GIVEN TASK A
Reproduce the entries below verbatim, beginning at the line that contains "- table-cell: 1: [408, 539, 464, 556]" and stopping after the last line of the entries.

--- PROVIDED TEXT ---

14 GA is larger than 18 GA for sure. Smaller the number the thicker the wire.
Sort of like sizing a shotgun. For example, how many lead spheres of bore diameter make up a pound? 16-gauge shotgun balls weigh an ounce apiece, hence 16 GA. 12 GA uses 12 such balls. A one-gauge elephant gun? One pound in one ball. Damn.0 -
it was misleading that the instructions state 18 awg or(larger).anyway thanks0 -
Let me see here....
Normally if I have OD reset on a conventional CI boiler, the span goes between high operating limit of 180 degrees corresponding to my outdoor design (8 degrees in your case). The low limit would be about 135 or 140 in a gas-oil boiler. Up or down if you push the limit and fully understand your CO2 levels and dewpoints from that.
Assuming you are going direct to the radiators with supply off the boiler, that is about it.
IF you are de-coupling the boiler circuit from the radiator circuit (by a 3-way or 4-way mixing valve, P/S hydronic bridge, injection, etc.) you would get more efficiency by tailoring your radiation loop to the wider range of outdoor temperatures and use constant circulation as well.
In other words, instead of having a total HW temperature range of 140 to 180 for OD temps of 8 to 65 F., you could have a radiation temperature range of 70 to 180 over the same OD temperature span. Your boiler would still fluctuate over its 140 to 180 range but the temperatures would be governed by a control valve, not a manual bypass and based on temperature. Also the boiler temperature is maintained several degrees warmer than the loop temperature to keep things under control.
As you have it described now and do not use the boiler bypass all you will do is give one temperature water and cycle your pump. No savings there.0 -
My point about the 160F
supply is that it is too high for warm weather, more fuel cost than you need to spend. You could and should be lower in mild weather.

--- DATA EXTRACT ---

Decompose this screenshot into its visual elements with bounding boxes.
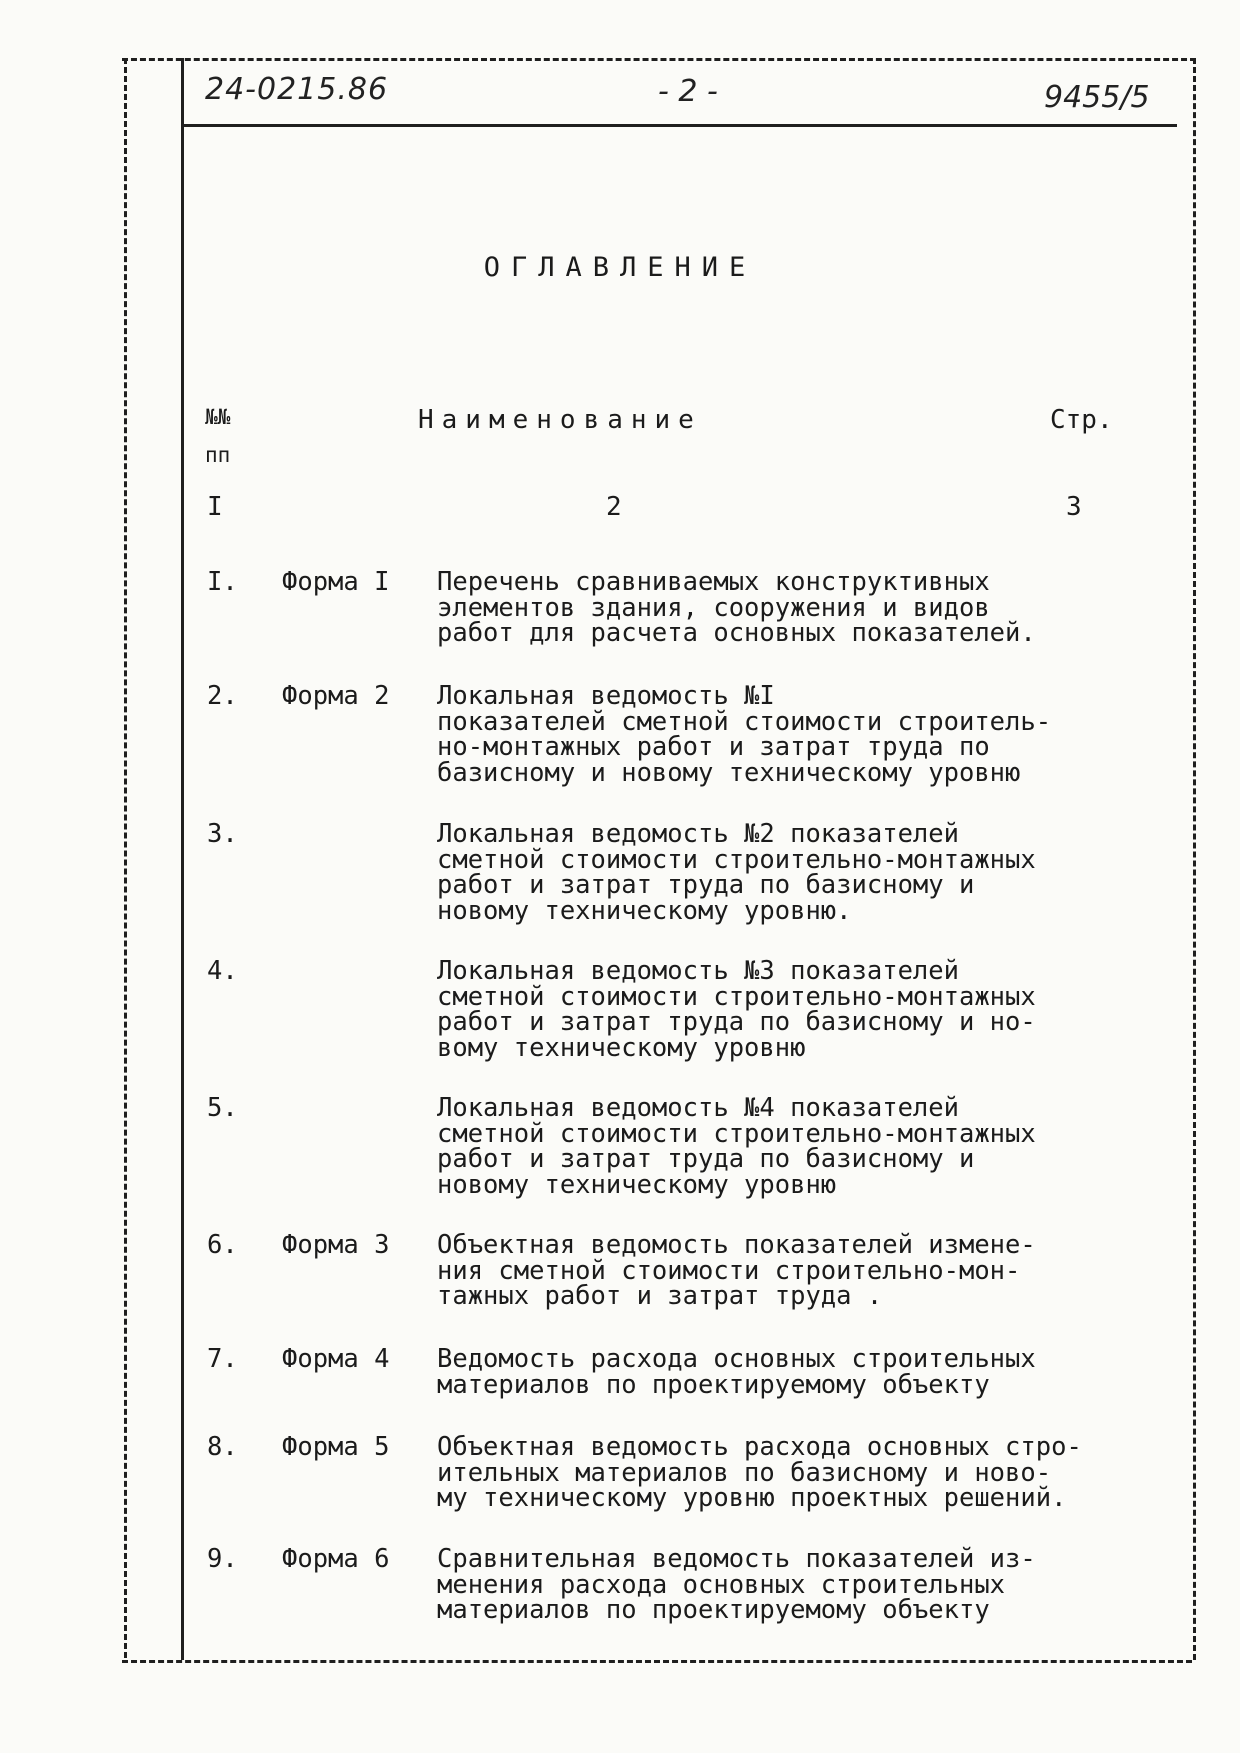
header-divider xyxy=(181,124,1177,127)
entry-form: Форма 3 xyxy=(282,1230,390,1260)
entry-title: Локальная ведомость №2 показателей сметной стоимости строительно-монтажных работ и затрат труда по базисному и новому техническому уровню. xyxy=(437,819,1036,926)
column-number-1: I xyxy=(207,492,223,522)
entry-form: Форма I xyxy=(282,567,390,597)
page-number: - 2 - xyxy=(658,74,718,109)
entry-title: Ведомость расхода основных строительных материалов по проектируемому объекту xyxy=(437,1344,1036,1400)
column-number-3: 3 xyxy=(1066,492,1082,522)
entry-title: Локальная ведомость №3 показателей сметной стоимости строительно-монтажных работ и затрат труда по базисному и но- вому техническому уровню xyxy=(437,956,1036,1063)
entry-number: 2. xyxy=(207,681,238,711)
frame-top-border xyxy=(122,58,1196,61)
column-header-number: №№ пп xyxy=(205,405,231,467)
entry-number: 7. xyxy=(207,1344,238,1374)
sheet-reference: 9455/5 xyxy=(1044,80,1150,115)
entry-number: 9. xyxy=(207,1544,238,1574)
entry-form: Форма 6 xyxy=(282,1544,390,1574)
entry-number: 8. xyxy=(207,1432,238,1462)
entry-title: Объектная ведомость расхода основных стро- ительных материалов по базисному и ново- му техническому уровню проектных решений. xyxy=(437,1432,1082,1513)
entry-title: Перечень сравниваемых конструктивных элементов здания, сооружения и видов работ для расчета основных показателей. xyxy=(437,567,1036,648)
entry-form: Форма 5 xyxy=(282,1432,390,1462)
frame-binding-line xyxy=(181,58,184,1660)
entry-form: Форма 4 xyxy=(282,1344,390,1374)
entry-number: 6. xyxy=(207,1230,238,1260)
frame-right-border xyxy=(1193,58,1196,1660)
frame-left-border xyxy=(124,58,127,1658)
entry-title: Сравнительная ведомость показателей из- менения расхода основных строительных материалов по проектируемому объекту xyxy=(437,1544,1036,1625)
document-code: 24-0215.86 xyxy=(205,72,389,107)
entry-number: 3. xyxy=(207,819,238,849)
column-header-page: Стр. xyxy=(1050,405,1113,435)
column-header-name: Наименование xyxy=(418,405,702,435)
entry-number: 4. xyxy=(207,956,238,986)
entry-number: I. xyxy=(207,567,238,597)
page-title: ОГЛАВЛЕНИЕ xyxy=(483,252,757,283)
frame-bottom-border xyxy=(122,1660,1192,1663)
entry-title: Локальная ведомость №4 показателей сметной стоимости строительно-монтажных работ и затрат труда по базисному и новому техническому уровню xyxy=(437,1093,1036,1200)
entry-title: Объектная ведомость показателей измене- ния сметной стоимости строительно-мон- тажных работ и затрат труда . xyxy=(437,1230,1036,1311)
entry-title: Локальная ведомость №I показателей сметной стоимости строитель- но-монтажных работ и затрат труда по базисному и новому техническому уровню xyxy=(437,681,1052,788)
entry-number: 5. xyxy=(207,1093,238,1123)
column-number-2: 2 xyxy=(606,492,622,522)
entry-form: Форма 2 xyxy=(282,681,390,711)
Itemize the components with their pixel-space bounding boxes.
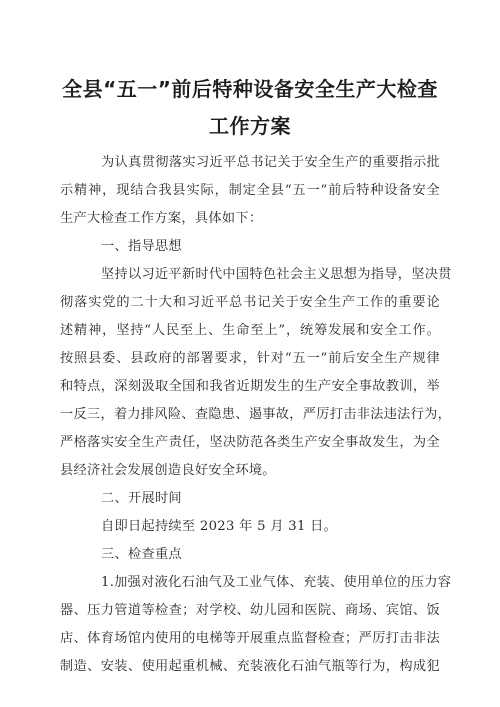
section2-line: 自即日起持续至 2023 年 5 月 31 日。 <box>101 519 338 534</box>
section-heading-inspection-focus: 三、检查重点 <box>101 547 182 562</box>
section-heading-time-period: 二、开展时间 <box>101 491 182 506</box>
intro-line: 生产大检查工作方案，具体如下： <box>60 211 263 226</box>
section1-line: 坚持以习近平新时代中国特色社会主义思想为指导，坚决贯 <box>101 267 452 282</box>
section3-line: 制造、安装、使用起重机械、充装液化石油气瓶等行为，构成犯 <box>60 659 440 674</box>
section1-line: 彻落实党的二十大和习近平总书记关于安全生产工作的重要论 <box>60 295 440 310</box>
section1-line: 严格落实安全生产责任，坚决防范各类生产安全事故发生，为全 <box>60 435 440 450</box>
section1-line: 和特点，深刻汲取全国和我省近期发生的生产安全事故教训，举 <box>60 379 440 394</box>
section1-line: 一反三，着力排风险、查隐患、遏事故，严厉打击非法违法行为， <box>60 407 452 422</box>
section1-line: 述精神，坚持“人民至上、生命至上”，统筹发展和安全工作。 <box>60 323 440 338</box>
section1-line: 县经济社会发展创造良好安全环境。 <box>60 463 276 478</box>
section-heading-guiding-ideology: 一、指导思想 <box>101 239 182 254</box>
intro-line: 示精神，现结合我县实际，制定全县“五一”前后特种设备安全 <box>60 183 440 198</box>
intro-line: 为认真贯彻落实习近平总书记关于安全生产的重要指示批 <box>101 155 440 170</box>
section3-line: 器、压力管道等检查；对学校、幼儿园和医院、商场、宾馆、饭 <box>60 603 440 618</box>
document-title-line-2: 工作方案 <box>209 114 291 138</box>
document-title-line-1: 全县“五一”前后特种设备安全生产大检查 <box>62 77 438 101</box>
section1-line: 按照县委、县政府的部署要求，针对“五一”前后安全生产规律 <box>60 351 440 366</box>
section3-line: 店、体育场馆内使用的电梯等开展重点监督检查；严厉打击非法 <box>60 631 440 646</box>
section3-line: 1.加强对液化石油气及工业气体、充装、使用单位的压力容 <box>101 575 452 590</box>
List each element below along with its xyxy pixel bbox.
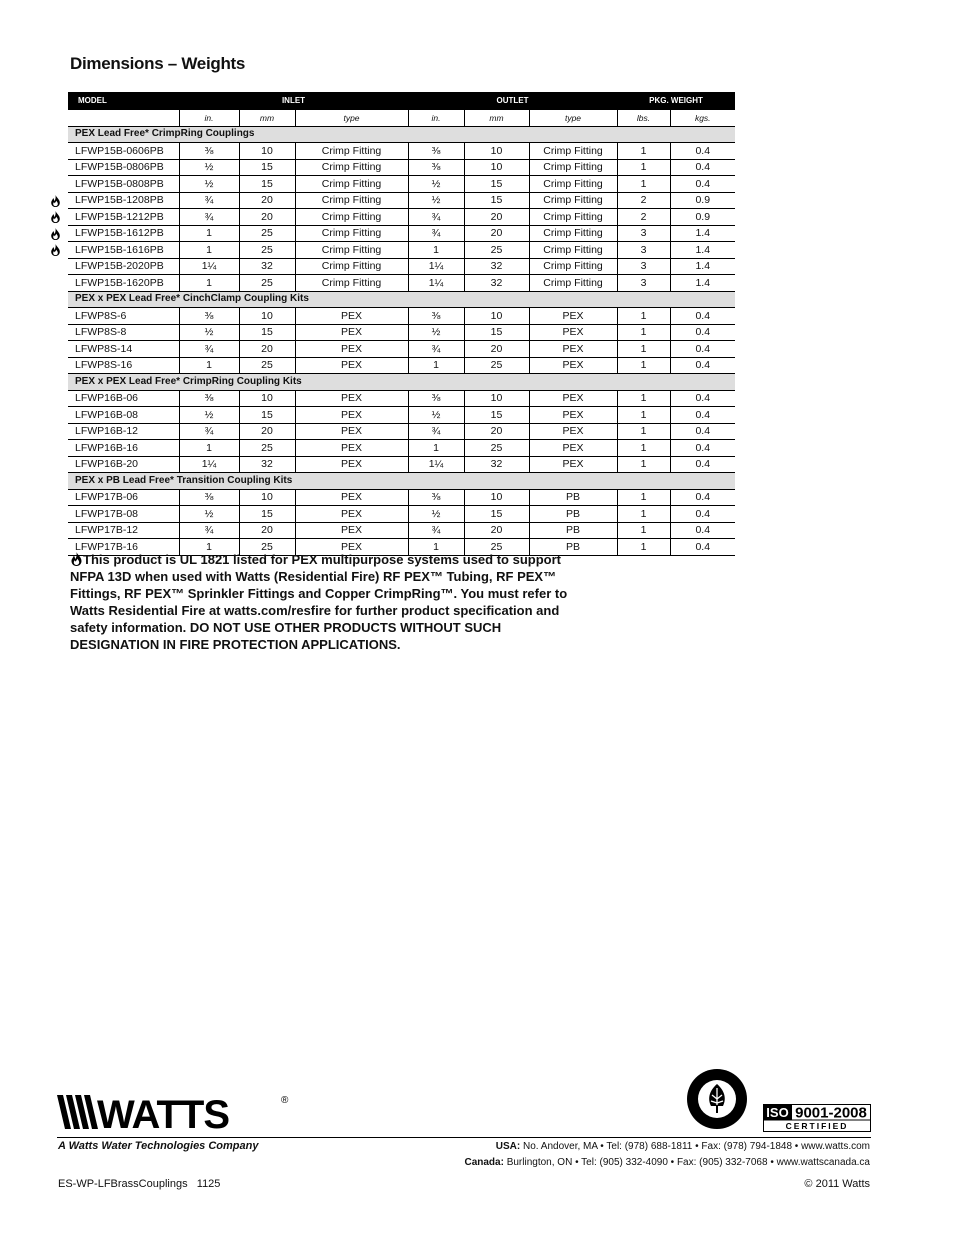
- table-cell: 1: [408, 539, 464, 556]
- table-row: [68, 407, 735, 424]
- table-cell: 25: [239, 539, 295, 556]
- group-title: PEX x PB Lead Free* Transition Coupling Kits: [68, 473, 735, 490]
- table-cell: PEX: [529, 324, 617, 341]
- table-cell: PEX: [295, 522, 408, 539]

---

GIVEN TASK B
Write out a passage from the text on wire gauge and boiler temperatures verbatim, beginning at the words "Normally if I" and stopping after "is about it.".

RIGHT ANSWER A
- table-cell: 1: [408, 539, 464, 556]
- table-row: [68, 407, 735, 424]
- table-cell: 25: [239, 539, 295, 556]
- group-title: PEX x PB Lead Free* Transition Coupling Kits: [68, 473, 735, 490]
- table-cell: PEX: [529, 324, 617, 341]
- table-cell: PEX: [295, 522, 408, 539]

RIGHT ANSWER B
Normally if I have OD reset on a conventional CI boiler, the span goes between high operating limit of 180 degrees corresponding to my outdoor design (8 degrees in your case). The low limit would be about 135 or 140 in a gas-oil boiler. Up or down if you push the limit and fully understand your CO2 levels and dewpoints from that.
Assuming you are going direct to the radiators with supply off the boiler, that is about it.